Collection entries
>>>

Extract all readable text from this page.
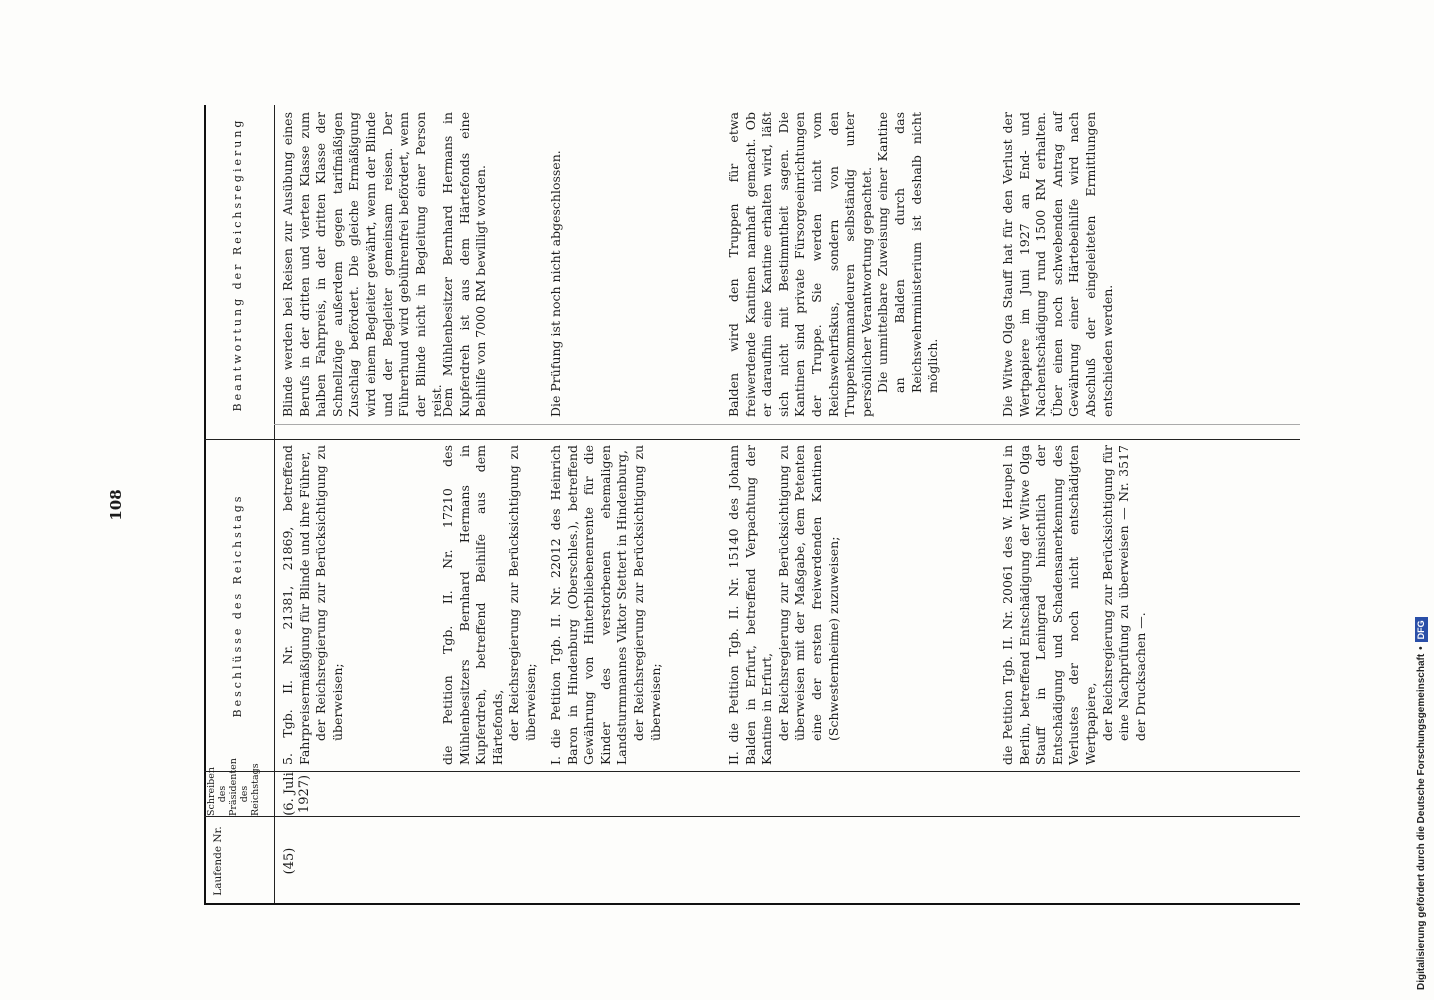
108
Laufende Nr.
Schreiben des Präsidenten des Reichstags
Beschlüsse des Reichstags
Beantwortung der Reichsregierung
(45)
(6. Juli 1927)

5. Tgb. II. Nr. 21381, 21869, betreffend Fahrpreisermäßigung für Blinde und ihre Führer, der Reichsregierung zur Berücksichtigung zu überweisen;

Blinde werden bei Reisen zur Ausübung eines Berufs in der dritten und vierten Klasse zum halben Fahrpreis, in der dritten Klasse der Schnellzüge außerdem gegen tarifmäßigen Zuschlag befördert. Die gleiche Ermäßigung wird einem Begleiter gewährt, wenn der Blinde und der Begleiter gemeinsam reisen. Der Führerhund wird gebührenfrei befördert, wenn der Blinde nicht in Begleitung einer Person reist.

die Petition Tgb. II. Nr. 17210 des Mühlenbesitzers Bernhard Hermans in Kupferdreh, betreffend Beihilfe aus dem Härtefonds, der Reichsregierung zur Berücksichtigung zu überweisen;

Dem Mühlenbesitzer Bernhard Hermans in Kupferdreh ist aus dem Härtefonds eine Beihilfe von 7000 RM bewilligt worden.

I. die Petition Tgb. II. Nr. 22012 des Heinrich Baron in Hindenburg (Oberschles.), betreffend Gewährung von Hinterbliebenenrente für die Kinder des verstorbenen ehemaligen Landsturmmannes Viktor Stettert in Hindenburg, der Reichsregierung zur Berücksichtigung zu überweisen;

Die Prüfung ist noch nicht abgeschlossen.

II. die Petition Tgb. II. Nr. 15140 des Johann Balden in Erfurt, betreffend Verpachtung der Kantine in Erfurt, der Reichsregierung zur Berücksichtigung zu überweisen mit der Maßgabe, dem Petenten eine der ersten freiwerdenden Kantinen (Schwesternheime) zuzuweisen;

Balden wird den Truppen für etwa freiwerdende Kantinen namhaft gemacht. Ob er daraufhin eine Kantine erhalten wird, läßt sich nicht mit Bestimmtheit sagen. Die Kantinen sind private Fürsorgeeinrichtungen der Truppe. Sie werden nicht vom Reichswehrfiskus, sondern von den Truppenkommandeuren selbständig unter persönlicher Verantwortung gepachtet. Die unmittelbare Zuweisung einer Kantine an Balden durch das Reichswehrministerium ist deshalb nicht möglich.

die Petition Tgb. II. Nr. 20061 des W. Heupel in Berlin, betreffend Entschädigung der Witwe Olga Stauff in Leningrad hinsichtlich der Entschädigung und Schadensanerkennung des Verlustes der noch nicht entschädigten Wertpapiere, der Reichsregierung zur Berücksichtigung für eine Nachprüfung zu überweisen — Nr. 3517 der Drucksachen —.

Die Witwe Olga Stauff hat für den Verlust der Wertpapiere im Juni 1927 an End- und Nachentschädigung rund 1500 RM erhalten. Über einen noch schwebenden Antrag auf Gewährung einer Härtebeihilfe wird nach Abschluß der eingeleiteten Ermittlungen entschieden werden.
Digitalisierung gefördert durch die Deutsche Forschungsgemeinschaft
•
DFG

<<<

> [GOAL]
Identify the lines that contain the string "durch", and copy every one of them.

> [WRITTEN ANSWER]
Balden wird den Truppen für etwa freiwerdende Kantinen namhaft gemacht. Ob er daraufhin eine Kantine erhalten wird, läßt sich nicht mit Bestimmtheit sagen. Die Kantinen sind private Fürsorgeeinrichtungen der Truppe. Sie werden nicht vom Reichswehrfiskus, sondern von den Truppenkommandeuren selbständig unter persönlicher Verantwortung gepachtet. Die unmittelbare Zuweisung einer Kantine an Balden durch das Reichswehrministerium ist deshalb nicht möglich.
Digitalisierung gefördert durch die Deutsche Forschungsgemeinschaft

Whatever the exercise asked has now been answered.